■ **AIM OF THE EXERCISE**: Return the entries below in their exact form, leaving the pictures out.

■ **ENTRIES SHOWN**:
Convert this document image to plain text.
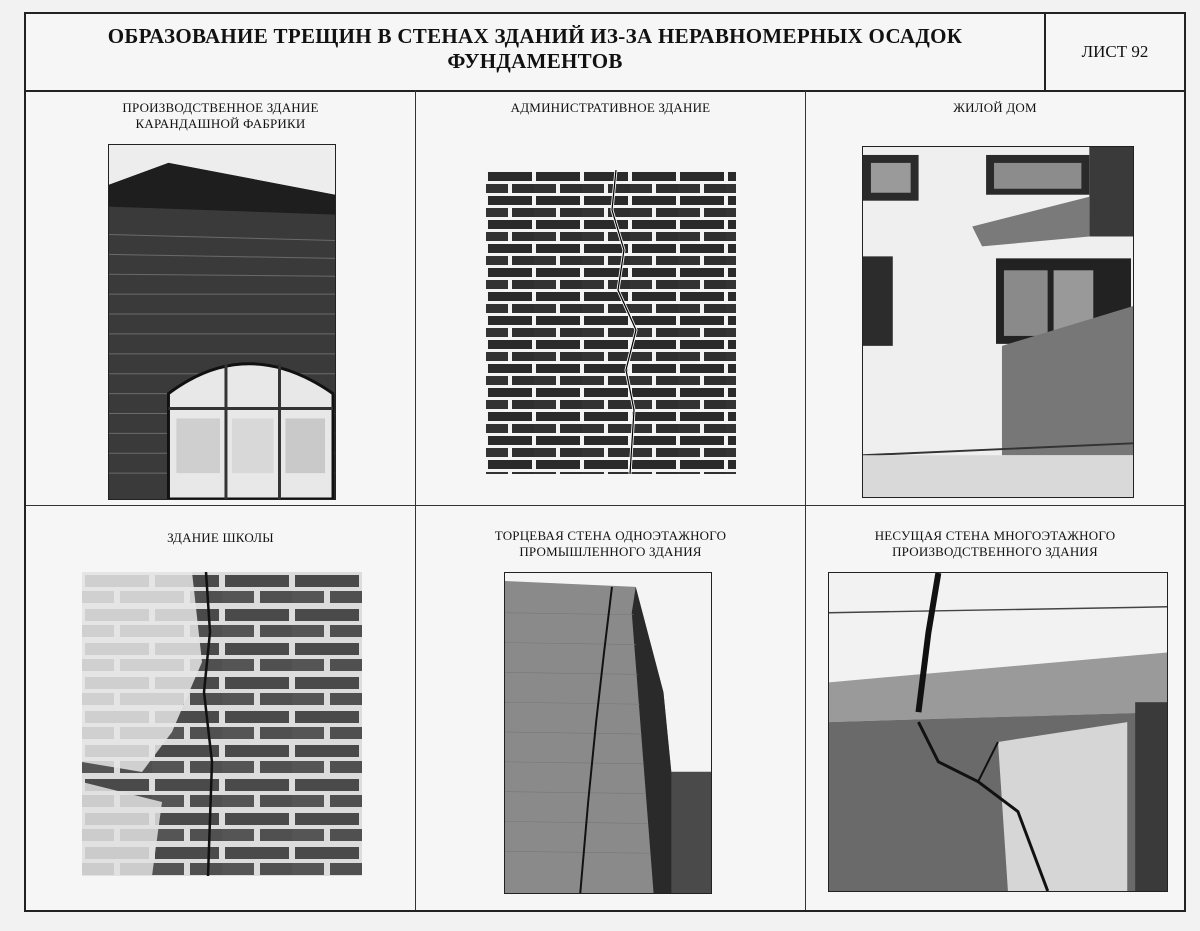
ОБРАЗОВАНИЕ ТРЕЩИН В СТЕНАХ ЗДАНИЙ ИЗ-ЗА НЕРАВНОМЕРНЫХ ОСАДОК
ФУНДАМЕНТОВ	ЛИСТ 92
ПРОИЗВОДСТВЕННОЕ ЗДАНИЕ
КАРАНДАШНОЙ ФАБРИКИ
АДМИНИСТРАТИВНОЕ ЗДАНИЕ	ЖИЛОЙ ДОМ
ЗДАНИЕ ШКОЛЫ	ТОРЦЕВАЯ СТЕНА ОДНОЭТАЖНОГО
ПРОМЫШЛЕННОГО ЗДАНИЯ
НЕСУЩАЯ СТЕНА МНОГОЭТАЖНОГО
ПРОИЗВОДСТВЕННОГО ЗДАНИЯ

■ **EXERCISE RESPONSE**:
Convert this document image to plain text.
ОБРАЗОВАНИЕ ТРЕЩИН В СТЕНАХ ЗДАНИЙ ИЗ-ЗА НЕРАВНОМЕРНЫХ ОСАДОК
ФУНДАМЕНТОВ	ЛИСТ 92
ПРОИЗВОДСТВЕННОЕ ЗДАНИЕ
КАРАНДАШНОЙ ФАБРИКИ
АДМИНИСТРАТИВНОЕ ЗДАНИЕ	ЖИЛОЙ ДОМ
ЗДАНИЕ ШКОЛЫ	ТОРЦЕВАЯ СТЕНА ОДНОЭТАЖНОГО
ПРОМЫШЛЕННОГО ЗДАНИЯ
НЕСУЩАЯ СТЕНА МНОГОЭТАЖНОГО
ПРОИЗВОДСТВЕННОГО ЗДАНИЯ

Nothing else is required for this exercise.